Work instructions -
Repeat each record below exactly as given.
[BEGIN Data shown]
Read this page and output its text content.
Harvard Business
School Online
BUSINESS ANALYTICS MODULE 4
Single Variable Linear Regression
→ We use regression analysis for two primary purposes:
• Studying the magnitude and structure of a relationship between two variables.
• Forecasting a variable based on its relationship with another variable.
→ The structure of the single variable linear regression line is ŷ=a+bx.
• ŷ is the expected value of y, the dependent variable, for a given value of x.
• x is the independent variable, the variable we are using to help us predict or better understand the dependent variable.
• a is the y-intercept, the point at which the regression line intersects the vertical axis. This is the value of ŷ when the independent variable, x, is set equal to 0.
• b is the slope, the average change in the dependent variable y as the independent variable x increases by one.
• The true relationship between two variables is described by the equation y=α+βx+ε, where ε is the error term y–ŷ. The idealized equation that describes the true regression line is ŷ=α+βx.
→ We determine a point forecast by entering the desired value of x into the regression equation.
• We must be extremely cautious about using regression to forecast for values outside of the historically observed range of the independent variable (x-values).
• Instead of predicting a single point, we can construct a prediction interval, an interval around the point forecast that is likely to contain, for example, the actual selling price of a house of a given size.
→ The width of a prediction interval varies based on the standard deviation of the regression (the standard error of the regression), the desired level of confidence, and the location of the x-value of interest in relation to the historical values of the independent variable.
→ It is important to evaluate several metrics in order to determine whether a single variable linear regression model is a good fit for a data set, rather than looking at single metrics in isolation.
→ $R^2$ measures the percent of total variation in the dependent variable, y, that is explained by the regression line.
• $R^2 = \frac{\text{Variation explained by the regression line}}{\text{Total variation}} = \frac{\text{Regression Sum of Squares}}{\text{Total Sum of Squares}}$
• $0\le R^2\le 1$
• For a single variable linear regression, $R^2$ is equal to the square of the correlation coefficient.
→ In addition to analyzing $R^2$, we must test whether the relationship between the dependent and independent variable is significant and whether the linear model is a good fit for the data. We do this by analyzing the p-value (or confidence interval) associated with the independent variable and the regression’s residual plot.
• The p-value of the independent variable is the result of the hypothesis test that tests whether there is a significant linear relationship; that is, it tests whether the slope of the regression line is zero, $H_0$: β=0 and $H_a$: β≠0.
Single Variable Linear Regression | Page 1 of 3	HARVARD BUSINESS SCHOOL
[END Data shown]
Answer -
Read this page and output its text content.
Harvard Business
School Online
BUSINESS ANALYTICS MODULE 4
Single Variable Linear Regression
→ We use regression analysis for two primary purposes:
• Studying the magnitude and structure of a relationship between two variables.
• Forecasting a variable based on its relationship with another variable.
→ The structure of the single variable linear regression line is ŷ=a+bx.
• ŷ is the expected value of y, the dependent variable, for a given value of x.
• x is the independent variable, the variable we are using to help us predict or better understand the dependent variable.
• a is the y-intercept, the point at which the regression line intersects the vertical axis. This is the value of ŷ when the independent variable, x, is set equal to 0.
• b is the slope, the average change in the dependent variable y as the independent variable x increases by one.
• The true relationship between two variables is described by the equation y=α+βx+ε, where ε is the error term y–ŷ. The idealized equation that describes the true regression line is ŷ=α+βx.
→ We determine a point forecast by entering the desired value of x into the regression equation.
• We must be extremely cautious about using regression to forecast for values outside of the historically observed range of the independent variable (x-values).
• Instead of predicting a single point, we can construct a prediction interval, an interval around the point forecast that is likely to contain, for example, the actual selling price of a house of a given size.
→ The width of a prediction interval varies based on the standard deviation of the regression (the standard error of the regression), the desired level of confidence, and the location of the x-value of interest in relation to the historical values of the independent variable.
→ It is important to evaluate several metrics in order to determine whether a single variable linear regression model is a good fit for a data set, rather than looking at single metrics in isolation.
→ $R^2$ measures the percent of total variation in the dependent variable, y, that is explained by the regression line.
• $R^2 = \frac{\text{Variation explained by the regression line}}{\text{Total variation}} = \frac{\text{Regression Sum of Squares}}{\text{Total Sum of Squares}}$
• $0\le R^2\le 1$
• For a single variable linear regression, $R^2$ is equal to the square of the correlation coefficient.
→ In addition to analyzing $R^2$, we must test whether the relationship between the dependent and independent variable is significant and whether the linear model is a good fit for the data. We do this by analyzing the p-value (or confidence interval) associated with the independent variable and the regression’s residual plot.
• The p-value of the independent variable is the result of the hypothesis test that tests whether there is a significant linear relationship; that is, it tests whether the slope of the regression line is zero, $H_0$: β=0 and $H_a$: β≠0.
Single Variable Linear Regression | Page 1 of 3	HARVARD BUSINESS SCHOOL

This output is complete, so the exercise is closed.